-- Stated goal A --
Name every official title held by an individual that appears in the passage about Northern Ireland's budget below.

*** Excerpt provided

The Secretary of State has invited the Northern Ireland parties to Hillsborough on Thursday to discuss ‘the exact scale of the financial pressures the Executive is facing, and to offer support to enable them to agree a budget’. The Chief Secretary to the Treasury will also attend. In Pivotal’s view, the invitation, venue and attendees would all suggest this is working towards some kind of new financial deal for Northern Ireland.
Northern Ireland’s budget - what’s been happening?
Northern Ireland Departments are currently operating without a budget. A multi-year budget had been long anticipated, but not even a one-year budget has been agreed. The Finance Minister proposed a draft budget in January, but this was swiftly dismissed as undeliverable by other ministers. The blockage is the total amount of funding available (which has barely risen in cash terms from last year, let alone in real terms), rather than any disagreement about how the funding is allocated between departments. With pay awards and other costs increasing, the Finance Minister has said that the total pressures this year are around £700 million. At this stage in the financial year, it would probably be impossible to make sufficient cuts to balance the books, so another overspend would be inevitable. The Stormont parties have therefore been united in their call to the UK Government for more funding.

******
*** Records to process

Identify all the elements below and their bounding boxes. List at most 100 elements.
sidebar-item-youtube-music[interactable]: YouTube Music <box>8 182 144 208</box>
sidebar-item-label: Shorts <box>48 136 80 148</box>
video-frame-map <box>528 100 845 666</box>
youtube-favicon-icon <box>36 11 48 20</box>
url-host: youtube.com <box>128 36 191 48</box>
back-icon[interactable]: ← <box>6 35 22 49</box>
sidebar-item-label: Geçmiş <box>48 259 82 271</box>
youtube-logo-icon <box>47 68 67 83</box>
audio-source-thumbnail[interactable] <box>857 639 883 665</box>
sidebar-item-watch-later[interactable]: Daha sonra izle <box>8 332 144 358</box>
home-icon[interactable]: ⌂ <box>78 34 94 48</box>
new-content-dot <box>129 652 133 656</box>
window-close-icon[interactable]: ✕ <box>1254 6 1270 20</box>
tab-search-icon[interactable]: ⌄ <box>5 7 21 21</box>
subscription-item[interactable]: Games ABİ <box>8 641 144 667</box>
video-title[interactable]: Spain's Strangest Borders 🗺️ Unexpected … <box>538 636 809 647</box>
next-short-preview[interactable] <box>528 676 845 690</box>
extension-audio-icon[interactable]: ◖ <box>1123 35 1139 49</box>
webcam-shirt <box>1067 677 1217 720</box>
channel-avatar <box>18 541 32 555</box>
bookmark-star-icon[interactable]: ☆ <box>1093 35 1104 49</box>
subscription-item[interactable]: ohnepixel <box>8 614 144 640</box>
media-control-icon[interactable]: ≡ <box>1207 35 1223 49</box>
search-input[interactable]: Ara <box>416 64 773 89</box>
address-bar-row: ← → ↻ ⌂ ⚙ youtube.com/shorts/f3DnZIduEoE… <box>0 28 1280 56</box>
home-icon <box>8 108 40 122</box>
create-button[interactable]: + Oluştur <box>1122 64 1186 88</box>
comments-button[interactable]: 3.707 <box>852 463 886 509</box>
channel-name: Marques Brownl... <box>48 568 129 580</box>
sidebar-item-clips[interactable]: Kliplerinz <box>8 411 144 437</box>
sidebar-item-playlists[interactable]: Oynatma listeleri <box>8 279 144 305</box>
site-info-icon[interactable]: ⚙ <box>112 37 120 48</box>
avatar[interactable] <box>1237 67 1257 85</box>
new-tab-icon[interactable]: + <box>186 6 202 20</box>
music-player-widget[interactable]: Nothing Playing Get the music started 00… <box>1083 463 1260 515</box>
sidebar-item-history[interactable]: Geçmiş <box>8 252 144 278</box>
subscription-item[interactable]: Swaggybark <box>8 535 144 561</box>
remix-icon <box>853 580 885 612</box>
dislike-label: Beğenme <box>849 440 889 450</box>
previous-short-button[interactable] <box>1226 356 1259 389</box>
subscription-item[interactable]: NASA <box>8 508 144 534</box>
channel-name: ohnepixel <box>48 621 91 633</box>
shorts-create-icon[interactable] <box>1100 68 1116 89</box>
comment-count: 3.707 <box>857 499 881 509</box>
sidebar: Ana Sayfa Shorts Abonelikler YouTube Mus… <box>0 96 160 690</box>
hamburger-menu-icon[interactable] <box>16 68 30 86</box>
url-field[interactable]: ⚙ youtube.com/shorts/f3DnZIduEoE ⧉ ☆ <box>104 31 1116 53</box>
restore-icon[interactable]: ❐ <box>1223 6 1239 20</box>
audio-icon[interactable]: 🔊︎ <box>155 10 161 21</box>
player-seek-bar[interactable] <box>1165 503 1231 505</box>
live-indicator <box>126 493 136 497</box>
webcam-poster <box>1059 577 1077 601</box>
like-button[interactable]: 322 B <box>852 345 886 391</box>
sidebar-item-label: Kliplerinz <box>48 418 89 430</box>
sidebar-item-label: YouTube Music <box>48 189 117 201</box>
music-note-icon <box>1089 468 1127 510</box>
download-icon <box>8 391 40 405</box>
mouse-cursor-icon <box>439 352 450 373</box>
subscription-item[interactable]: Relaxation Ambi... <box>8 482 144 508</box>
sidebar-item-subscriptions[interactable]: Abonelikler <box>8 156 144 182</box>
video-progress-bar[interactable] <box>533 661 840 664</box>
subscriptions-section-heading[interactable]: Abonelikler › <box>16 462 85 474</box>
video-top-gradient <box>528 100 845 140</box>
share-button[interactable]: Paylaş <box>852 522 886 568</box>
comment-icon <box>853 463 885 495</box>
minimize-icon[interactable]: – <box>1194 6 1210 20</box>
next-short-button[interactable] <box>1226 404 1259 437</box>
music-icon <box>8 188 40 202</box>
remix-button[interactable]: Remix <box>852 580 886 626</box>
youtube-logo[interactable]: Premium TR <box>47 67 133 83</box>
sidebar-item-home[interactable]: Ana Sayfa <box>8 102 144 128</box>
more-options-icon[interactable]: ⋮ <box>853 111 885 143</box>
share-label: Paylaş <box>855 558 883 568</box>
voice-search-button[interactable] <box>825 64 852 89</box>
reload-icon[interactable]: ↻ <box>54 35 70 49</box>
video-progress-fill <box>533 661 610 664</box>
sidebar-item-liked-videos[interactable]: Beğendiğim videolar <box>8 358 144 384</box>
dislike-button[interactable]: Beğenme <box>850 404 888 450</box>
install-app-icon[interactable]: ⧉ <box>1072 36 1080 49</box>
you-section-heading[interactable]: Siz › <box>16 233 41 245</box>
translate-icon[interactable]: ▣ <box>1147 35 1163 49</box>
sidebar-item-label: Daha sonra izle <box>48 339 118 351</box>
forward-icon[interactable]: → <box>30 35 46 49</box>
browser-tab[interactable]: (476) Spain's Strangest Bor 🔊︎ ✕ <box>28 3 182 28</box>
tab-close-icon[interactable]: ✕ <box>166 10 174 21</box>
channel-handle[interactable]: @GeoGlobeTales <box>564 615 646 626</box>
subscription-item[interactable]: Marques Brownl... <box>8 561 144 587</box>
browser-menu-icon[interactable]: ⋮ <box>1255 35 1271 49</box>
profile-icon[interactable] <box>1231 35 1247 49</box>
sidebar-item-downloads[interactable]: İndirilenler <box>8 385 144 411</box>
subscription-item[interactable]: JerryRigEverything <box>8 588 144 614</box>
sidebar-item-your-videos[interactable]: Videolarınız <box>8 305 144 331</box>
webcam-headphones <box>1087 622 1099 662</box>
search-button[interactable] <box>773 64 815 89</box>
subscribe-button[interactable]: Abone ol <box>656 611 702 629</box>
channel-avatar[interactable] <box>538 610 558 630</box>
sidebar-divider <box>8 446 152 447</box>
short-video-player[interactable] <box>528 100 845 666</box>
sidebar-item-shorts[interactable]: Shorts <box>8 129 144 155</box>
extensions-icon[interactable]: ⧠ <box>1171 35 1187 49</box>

******

-- Stated goal B --
Filter the records above, keeping every line that contains the string "button". Matching is case-sensitive.

-- Exercise solution A --
Secretary of State
Chief Secretary to the Treasury
Finance Minister

-- Exercise solution B --
create-button[interactable]: + Oluştur <box>1122 64 1186 88</box>
comments-button[interactable]: 3.707 <box>852 463 886 509</box>
previous-short-button[interactable] <box>1226 356 1259 389</box>
like-button[interactable]: 322 B <box>852 345 886 391</box>
share-button[interactable]: Paylaş <box>852 522 886 568</box>
next-short-button[interactable] <box>1226 404 1259 437</box>
remix-button[interactable]: Remix <box>852 580 886 626</box>
voice-search-button[interactable] <box>825 64 852 89</box>
dislike-button[interactable]: Beğenme <box>850 404 888 450</box>
search-button[interactable] <box>773 64 815 89</box>
subscribe-button[interactable]: Abone ol <box>656 611 702 629</box>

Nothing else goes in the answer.